**EXTRACTED TEXT**

Content starts

The ethical dilemma among non-manifesting LRRK2 family member-carriers is even more complicated. Carrying a mutation is more clinically meaningful in this population than in the probands with PD as it implies a 24–80% risk for PD. However, there are no known modifying interventions that may prevent PD in this population (this is one of the major aims of this consortium). Therefore, most centers chose, at the start of recruitment, not to reveal mutation status to non-PD participants, unless they first received genetic counseling and clinical testing. Most centers have reported that only a handful of non-PD participants were interested in receiving this data (Supplementary Table 1).

In many centers, the protocol for sharing genetic results with all participants was changed partway through the study. After initially reporting genetic data (if requested), the Toronto research team obtained ethics committee approval to stop revealing these results because they felt that the participants were confused by the information and/or did not understand how to interpret it. In contrast, many European sites made changes allowing for increased transparency in response to the passage of laws stipulating that research participants have the right to know – or not know – their genetic status. For example, ethics committees in Trondheim and Barcelona asked researchers to change their protocols so that research subjects must be informed about the genetic testing and decide prior to participating if they wish to receive their genetic testing results.

Content ends

**SOURCE MATERIAL**

Content starts

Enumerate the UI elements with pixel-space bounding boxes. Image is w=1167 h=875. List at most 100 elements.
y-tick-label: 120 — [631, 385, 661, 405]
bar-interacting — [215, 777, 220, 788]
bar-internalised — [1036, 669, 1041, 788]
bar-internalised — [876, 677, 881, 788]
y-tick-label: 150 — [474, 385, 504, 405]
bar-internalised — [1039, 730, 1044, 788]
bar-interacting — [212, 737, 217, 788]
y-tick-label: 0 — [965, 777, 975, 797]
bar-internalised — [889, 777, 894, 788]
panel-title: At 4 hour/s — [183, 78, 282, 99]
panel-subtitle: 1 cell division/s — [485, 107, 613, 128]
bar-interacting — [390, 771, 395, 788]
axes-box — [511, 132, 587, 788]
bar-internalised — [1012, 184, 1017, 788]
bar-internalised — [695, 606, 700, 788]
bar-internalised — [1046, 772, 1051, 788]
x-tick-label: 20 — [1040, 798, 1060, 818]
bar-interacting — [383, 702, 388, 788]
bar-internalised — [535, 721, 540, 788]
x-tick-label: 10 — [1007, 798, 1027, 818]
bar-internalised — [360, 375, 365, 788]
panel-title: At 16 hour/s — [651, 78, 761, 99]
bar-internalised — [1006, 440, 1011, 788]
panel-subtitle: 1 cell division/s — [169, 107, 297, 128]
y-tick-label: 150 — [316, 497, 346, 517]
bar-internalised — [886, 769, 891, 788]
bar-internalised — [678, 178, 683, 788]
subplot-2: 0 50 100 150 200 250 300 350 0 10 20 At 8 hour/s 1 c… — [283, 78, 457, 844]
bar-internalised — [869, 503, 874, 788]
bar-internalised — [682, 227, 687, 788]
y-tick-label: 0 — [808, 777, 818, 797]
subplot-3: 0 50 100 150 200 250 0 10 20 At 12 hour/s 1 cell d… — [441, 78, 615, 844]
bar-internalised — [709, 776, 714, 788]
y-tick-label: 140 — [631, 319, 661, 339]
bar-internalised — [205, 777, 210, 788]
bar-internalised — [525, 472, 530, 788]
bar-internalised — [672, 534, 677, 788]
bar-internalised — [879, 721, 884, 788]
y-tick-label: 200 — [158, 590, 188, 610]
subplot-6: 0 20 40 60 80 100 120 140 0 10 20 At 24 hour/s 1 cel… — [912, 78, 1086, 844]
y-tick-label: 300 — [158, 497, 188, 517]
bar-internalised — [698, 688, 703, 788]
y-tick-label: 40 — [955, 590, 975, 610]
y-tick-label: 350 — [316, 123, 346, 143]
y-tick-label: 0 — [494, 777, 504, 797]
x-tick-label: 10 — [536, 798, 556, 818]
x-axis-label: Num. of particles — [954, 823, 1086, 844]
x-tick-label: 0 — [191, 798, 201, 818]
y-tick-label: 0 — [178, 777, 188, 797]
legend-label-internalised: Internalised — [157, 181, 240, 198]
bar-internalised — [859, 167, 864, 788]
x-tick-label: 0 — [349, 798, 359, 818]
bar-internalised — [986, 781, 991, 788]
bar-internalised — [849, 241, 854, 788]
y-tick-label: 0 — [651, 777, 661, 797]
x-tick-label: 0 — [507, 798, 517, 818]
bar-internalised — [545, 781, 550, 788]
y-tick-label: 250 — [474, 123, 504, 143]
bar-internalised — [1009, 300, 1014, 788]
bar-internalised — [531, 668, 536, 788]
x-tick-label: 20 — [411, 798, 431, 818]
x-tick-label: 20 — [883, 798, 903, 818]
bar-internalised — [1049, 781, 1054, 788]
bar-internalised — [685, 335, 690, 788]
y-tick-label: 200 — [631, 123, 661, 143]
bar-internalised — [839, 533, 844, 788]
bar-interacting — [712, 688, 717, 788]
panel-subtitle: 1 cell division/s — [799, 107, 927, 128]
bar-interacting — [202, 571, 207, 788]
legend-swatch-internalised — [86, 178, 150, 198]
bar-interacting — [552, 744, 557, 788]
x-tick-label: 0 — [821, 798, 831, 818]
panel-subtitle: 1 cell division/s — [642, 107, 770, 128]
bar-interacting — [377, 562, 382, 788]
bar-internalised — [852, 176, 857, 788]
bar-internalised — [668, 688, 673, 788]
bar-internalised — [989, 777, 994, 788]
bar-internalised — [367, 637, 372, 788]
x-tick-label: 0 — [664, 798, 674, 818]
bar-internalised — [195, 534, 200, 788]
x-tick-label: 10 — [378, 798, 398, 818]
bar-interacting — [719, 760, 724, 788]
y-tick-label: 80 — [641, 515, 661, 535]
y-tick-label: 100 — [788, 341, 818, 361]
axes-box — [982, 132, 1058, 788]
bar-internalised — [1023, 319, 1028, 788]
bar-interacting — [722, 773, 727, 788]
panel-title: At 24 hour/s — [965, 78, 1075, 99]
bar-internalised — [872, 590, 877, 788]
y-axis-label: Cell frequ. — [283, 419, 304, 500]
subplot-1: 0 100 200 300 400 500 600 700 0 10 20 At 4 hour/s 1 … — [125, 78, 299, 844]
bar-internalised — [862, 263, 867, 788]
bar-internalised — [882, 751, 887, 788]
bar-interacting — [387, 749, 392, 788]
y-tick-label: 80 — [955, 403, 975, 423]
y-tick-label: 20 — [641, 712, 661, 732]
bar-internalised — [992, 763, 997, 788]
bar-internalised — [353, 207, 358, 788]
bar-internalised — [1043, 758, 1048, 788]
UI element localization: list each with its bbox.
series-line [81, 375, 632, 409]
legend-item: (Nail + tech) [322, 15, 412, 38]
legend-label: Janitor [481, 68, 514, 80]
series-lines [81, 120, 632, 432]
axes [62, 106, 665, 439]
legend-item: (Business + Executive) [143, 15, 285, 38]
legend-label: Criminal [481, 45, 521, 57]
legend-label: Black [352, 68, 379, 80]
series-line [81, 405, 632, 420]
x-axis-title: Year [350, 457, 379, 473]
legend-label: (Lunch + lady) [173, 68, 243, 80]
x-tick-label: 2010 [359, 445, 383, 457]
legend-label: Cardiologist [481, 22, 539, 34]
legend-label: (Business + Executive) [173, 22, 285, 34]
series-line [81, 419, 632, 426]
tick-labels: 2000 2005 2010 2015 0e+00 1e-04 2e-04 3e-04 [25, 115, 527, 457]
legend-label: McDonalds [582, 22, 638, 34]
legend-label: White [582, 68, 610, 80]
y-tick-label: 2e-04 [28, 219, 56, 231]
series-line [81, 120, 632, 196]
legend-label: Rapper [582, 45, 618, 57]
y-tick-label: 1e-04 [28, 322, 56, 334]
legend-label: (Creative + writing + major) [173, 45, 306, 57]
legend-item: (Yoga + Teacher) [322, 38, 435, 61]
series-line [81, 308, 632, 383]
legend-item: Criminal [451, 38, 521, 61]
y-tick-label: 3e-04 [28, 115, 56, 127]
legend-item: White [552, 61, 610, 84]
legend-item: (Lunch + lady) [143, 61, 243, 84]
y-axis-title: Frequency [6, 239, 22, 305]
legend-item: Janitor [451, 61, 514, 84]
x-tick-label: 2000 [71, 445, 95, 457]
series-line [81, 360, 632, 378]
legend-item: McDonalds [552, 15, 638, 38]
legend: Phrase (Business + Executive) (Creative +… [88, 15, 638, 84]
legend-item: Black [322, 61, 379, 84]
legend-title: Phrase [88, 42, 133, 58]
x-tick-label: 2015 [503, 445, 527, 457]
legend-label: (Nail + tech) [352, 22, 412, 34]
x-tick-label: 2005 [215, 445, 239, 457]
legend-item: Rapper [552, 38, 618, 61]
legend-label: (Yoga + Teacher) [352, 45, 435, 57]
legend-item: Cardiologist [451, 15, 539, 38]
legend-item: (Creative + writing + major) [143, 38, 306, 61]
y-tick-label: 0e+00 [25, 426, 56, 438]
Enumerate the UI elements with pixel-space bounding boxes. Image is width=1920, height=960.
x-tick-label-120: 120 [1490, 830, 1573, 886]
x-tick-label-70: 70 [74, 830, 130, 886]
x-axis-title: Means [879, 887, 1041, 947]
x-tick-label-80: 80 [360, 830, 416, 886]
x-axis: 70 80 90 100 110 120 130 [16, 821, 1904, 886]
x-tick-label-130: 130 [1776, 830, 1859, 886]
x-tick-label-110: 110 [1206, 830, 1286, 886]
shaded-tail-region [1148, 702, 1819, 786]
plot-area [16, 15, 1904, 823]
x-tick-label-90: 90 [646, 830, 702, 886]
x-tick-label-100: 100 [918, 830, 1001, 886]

Content ends

**TRY IT**
For each statement, say yes or no to whether it agrees with the passage on sharing genetic results with study participants, and quote the deciding words. 1. At the start of recruitment, most centers withheld mutation status from non-PD participants unless those participants first had genetic counseling and clinical testing. 2. The Toronto research team got ethics committee approval to begin revealing genetic results. 3. In Trondheim and Barcelona, research subjects choose after participating whether to receive their genetic testing results. The lines that come after the text are separate material and have no connection to it.

**RESPONSE TO THE TASK**
1. Yes: "most centers chose, at the start of recruitment, not to reveal mutation status to non-PD participants, unless they first received genetic counseling and clinical testing"
2. No: "the Toronto research team obtained ethics committee approval to stop revealing these results"
3. No: "decide prior to participating if they wish to receive their genetic testing results"